> **Given exercise**
Return every record exactly as written.

> **Extracted data**
◆ ◆ ◆ ◆ ◆ ◆ ◆
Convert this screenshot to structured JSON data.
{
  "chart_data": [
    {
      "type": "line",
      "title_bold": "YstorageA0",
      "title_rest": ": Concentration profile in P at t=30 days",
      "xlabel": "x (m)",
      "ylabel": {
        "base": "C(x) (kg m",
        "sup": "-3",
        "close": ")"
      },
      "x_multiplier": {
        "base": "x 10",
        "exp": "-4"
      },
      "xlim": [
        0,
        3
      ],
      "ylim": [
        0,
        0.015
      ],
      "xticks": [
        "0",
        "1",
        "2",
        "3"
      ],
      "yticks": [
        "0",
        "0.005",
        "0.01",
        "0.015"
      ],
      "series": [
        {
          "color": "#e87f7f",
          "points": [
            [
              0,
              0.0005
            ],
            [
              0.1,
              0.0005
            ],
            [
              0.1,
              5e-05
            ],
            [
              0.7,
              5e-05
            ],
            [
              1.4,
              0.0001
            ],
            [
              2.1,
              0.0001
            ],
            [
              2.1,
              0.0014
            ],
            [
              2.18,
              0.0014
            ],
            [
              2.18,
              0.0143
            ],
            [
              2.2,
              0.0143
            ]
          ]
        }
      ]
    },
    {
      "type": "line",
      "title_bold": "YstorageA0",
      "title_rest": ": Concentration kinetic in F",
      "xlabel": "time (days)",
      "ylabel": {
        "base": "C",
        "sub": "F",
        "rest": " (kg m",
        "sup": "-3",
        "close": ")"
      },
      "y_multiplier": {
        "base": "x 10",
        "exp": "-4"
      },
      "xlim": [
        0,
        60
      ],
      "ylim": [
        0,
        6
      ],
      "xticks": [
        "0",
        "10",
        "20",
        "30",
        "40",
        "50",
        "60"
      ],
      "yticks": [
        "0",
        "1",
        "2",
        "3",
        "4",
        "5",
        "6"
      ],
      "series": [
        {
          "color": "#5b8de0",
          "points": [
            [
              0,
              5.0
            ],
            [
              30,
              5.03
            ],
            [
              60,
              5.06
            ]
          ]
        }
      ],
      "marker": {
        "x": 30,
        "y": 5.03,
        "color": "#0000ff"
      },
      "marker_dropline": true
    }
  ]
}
◆ ◆ ◆ ◆ ◆ ◆ ◆
> **Response to the exercise**
Convert this screenshot to structured JSON data.
{
  "chart_data": [
    {
      "type": "line",
      "title_bold": "YstorageA0",
      "title_rest": ": Concentration profile in P at t=30 days",
      "xlabel": "x (m)",
      "ylabel": {
        "base": "C(x) (kg m",
        "sup": "-3",
        "close": ")"
      },
      "x_multiplier": {
        "base": "x 10",
        "exp": "-4"
      },
      "xlim": [
        0,
        3
      ],
      "ylim": [
        0,
        0.015
      ],
      "xticks": [
        "0",
        "1",
        "2",
        "3"
      ],
      "yticks": [
        "0",
        "0.005",
        "0.01",
        "0.015"
      ],
      "series": [
        {
          "color": "#e87f7f",
          "points": [
            [
              0,
              0.0005
            ],
            [
              0.1,
              0.0005
            ],
            [
              0.1,
              5e-05
            ],
            [
              0.7,
              5e-05
            ],
            [
              1.4,
              0.0001
            ],
            [
              2.1,
              0.0001
            ],
            [
              2.1,
              0.0014
            ],
            [
              2.18,
              0.0014
            ],
            [
              2.18,
              0.0143
            ],
            [
              2.2,
              0.0143
            ]
          ]
        }
      ]
    },
    {
      "type": "line",
      "title_bold": "YstorageA0",
      "title_rest": ": Concentration kinetic in F",
      "xlabel": "time (days)",
      "ylabel": {
        "base": "C",
        "sub": "F",
        "rest": " (kg m",
        "sup": "-3",
        "close": ")"
      },
      "y_multiplier": {
        "base": "x 10",
        "exp": "-4"
      },
      "xlim": [
        0,
        60
      ],
      "ylim": [
        0,
        6
      ],
      "xticks": [
        "0",
        "10",
        "20",
        "30",
        "40",
        "50",
        "60"
      ],
      "yticks": [
        "0",
        "1",
        "2",
        "3",
        "4",
        "5",
        "6"
      ],
      "series": [
        {
          "color": "#5b8de0",
          "points": [
            [
              0,
              5.0
            ],
            [
              30,
              5.03
            ],
            [
              60,
              5.06
            ]
          ]
        }
      ],
      "marker": {
        "x": 30,
        "y": 5.03,
        "color": "#0000ff"
      },
      "marker_dropline": true
    }
  ]
}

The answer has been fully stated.